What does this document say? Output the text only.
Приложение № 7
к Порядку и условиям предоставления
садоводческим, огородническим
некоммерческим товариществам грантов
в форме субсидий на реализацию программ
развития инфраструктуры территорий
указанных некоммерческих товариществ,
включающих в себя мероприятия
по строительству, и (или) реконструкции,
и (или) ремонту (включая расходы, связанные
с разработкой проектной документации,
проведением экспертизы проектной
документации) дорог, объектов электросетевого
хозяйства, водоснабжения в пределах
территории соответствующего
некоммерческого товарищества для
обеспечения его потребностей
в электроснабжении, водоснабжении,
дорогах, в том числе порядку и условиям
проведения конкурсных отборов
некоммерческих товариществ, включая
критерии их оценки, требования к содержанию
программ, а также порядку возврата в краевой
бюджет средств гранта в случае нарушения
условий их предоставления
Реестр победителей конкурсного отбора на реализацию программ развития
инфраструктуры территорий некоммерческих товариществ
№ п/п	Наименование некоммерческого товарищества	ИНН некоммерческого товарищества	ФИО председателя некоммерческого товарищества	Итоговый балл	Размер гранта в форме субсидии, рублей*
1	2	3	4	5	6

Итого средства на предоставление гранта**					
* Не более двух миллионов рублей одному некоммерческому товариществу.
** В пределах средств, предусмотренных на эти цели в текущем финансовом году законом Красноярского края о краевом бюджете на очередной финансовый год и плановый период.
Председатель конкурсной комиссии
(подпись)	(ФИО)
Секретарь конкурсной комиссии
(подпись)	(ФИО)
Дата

━━━━━━━━

- _To do_
Report each line in the preceding entries that holds the string "комиссии".

- _Full output_
Председатель конкурсной комиссии
Секретарь конкурсной комиссии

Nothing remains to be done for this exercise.